Source data:

+---+

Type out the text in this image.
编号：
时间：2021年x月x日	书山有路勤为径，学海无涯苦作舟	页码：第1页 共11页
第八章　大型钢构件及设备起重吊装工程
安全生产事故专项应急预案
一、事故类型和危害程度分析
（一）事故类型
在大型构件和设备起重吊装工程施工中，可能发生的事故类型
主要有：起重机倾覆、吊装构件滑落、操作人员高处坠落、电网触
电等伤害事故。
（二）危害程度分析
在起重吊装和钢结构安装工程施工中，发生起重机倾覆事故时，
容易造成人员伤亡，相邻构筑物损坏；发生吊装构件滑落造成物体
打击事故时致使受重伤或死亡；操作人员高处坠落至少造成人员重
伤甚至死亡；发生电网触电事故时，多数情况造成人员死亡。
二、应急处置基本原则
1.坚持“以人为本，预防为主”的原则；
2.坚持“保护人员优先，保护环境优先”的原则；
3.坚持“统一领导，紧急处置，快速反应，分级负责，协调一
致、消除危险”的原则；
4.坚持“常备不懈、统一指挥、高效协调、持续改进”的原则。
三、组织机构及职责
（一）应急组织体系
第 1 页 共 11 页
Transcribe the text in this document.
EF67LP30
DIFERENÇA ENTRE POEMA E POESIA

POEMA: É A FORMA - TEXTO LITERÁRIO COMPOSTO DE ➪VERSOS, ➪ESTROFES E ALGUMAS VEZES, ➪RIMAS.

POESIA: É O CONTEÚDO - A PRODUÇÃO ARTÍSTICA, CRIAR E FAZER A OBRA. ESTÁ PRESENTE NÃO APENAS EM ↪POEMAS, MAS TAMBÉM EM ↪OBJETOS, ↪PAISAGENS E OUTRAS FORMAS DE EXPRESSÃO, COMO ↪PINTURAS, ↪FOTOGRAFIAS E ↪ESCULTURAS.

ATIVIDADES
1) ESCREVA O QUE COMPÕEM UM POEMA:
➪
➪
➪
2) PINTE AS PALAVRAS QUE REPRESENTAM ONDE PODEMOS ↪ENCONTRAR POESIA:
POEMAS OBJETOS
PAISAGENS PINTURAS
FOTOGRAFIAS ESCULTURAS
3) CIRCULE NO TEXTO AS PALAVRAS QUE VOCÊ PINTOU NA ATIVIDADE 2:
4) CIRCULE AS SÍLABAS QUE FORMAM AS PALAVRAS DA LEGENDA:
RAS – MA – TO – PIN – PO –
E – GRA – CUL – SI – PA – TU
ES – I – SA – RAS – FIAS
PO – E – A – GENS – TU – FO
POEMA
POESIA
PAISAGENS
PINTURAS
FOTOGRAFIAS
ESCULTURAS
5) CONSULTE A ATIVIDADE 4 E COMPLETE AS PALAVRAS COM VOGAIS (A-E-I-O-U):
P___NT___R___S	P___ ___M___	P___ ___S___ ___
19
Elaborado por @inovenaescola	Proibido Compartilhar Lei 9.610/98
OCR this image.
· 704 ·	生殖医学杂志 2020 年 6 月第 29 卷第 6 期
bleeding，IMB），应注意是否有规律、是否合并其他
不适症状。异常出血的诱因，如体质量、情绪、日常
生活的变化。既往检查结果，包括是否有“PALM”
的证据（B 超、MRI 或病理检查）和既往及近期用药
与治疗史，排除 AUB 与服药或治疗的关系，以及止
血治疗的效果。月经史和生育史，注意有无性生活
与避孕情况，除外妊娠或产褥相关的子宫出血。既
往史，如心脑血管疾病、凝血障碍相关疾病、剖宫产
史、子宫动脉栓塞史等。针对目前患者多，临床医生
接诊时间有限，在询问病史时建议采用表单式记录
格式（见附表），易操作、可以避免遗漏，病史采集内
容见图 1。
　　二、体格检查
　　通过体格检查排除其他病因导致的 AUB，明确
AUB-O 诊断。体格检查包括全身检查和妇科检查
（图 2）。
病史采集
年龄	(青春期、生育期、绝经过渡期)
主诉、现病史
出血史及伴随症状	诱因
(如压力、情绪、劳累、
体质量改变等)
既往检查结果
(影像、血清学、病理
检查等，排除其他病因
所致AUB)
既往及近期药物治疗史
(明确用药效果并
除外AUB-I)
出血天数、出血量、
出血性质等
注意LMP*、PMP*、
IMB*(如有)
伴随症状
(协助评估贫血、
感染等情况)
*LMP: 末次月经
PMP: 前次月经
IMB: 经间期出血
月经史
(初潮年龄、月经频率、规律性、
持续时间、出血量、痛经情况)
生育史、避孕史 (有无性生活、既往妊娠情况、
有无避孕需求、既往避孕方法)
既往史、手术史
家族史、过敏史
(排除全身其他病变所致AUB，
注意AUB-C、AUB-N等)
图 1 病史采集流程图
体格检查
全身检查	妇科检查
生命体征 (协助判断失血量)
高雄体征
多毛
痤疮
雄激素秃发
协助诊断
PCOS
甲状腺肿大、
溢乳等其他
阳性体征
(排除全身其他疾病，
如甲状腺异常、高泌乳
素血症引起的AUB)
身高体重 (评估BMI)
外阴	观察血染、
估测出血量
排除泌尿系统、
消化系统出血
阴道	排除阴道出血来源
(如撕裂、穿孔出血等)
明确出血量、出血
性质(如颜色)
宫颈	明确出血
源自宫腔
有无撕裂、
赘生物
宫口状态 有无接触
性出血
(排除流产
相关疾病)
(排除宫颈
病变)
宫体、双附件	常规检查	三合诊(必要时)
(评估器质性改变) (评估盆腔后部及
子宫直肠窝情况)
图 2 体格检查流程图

+---+

Given request: Only a number is wanted: how many lines contain "TEXTO"?

Answer to the exercise: 2